:: What to do ::
Retype all of the records below line by line, reproducing every character without change.

:: Records provided ::
------------------------------

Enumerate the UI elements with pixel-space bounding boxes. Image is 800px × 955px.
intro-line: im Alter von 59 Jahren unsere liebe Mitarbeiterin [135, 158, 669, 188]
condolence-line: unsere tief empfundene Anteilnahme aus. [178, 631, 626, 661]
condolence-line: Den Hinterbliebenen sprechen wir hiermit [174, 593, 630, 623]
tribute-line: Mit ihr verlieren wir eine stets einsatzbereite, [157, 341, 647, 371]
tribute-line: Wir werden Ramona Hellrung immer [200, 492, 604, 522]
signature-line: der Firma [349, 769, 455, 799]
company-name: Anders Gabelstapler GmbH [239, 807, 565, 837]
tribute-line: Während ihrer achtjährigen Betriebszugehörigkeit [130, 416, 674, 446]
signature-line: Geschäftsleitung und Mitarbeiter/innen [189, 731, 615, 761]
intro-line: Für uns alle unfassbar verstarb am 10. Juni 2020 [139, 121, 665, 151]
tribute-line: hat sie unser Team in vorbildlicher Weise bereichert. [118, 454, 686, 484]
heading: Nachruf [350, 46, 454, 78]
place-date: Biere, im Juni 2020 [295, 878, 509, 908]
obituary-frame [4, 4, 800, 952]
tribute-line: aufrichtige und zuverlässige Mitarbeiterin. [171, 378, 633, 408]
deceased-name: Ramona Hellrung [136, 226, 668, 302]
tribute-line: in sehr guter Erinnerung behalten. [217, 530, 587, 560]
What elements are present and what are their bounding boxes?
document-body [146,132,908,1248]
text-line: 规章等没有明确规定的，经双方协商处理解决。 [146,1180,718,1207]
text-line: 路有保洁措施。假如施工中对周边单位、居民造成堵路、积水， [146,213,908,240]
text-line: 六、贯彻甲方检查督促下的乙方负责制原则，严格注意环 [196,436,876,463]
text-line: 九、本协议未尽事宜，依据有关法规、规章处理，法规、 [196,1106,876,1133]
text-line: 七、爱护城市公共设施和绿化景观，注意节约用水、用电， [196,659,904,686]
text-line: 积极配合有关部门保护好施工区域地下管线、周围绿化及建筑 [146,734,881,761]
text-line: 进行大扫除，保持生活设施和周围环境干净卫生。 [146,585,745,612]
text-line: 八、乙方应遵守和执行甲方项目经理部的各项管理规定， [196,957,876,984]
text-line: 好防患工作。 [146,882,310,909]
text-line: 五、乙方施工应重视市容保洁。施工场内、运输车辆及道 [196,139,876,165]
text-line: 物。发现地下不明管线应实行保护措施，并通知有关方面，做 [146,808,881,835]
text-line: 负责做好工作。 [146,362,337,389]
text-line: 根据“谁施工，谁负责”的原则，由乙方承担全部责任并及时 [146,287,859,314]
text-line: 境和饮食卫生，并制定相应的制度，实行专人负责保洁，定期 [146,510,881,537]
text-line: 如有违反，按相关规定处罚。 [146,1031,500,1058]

------------------------------

:: Result for this task ::
Enumerate the UI elements with pixel-space bounding boxes. Image is 800px × 955px.
intro-line: im Alter von 59 Jahren unsere liebe Mitarbeiterin [135, 158, 669, 188]
condolence-line: unsere tief empfundene Anteilnahme aus. [178, 631, 626, 661]
condolence-line: Den Hinterbliebenen sprechen wir hiermit [174, 593, 630, 623]
tribute-line: Mit ihr verlieren wir eine stets einsatzbereite, [157, 341, 647, 371]
tribute-line: Wir werden Ramona Hellrung immer [200, 492, 604, 522]
signature-line: der Firma [349, 769, 455, 799]
company-name: Anders Gabelstapler GmbH [239, 807, 565, 837]
tribute-line: Während ihrer achtjährigen Betriebszugehörigkeit [130, 416, 674, 446]
signature-line: Geschäftsleitung und Mitarbeiter/innen [189, 731, 615, 761]
intro-line: Für uns alle unfassbar verstarb am 10. Juni 2020 [139, 121, 665, 151]
tribute-line: hat sie unser Team in vorbildlicher Weise bereichert. [118, 454, 686, 484]
heading: Nachruf [350, 46, 454, 78]
place-date: Biere, im Juni 2020 [295, 878, 509, 908]
obituary-frame [4, 4, 800, 952]
tribute-line: aufrichtige und zuverlässige Mitarbeiterin. [171, 378, 633, 408]
deceased-name: Ramona Hellrung [136, 226, 668, 302]
tribute-line: in sehr guter Erinnerung behalten. [217, 530, 587, 560]
What elements are present and what are their bounding boxes?
document-body [146,132,908,1248]
text-line: 规章等没有明确规定的，经双方协商处理解决。 [146,1180,718,1207]
text-line: 路有保洁措施。假如施工中对周边单位、居民造成堵路、积水， [146,213,908,240]
text-line: 六、贯彻甲方检查督促下的乙方负责制原则，严格注意环 [196,436,876,463]
text-line: 九、本协议未尽事宜，依据有关法规、规章处理，法规、 [196,1106,876,1133]
text-line: 七、爱护城市公共设施和绿化景观，注意节约用水、用电， [196,659,904,686]
text-line: 积极配合有关部门保护好施工区域地下管线、周围绿化及建筑 [146,734,881,761]
text-line: 进行大扫除，保持生活设施和周围环境干净卫生。 [146,585,745,612]
text-line: 八、乙方应遵守和执行甲方项目经理部的各项管理规定， [196,957,876,984]
text-line: 好防患工作。 [146,882,310,909]
text-line: 五、乙方施工应重视市容保洁。施工场内、运输车辆及道 [196,139,876,165]
text-line: 物。发现地下不明管线应实行保护措施，并通知有关方面，做 [146,808,881,835]
text-line: 负责做好工作。 [146,362,337,389]
text-line: 根据“谁施工，谁负责”的原则，由乙方承担全部责任并及时 [146,287,859,314]
text-line: 境和饮食卫生，并制定相应的制度，实行专人负责保洁，定期 [146,510,881,537]
text-line: 如有违反，按相关规定处罚。 [146,1031,500,1058]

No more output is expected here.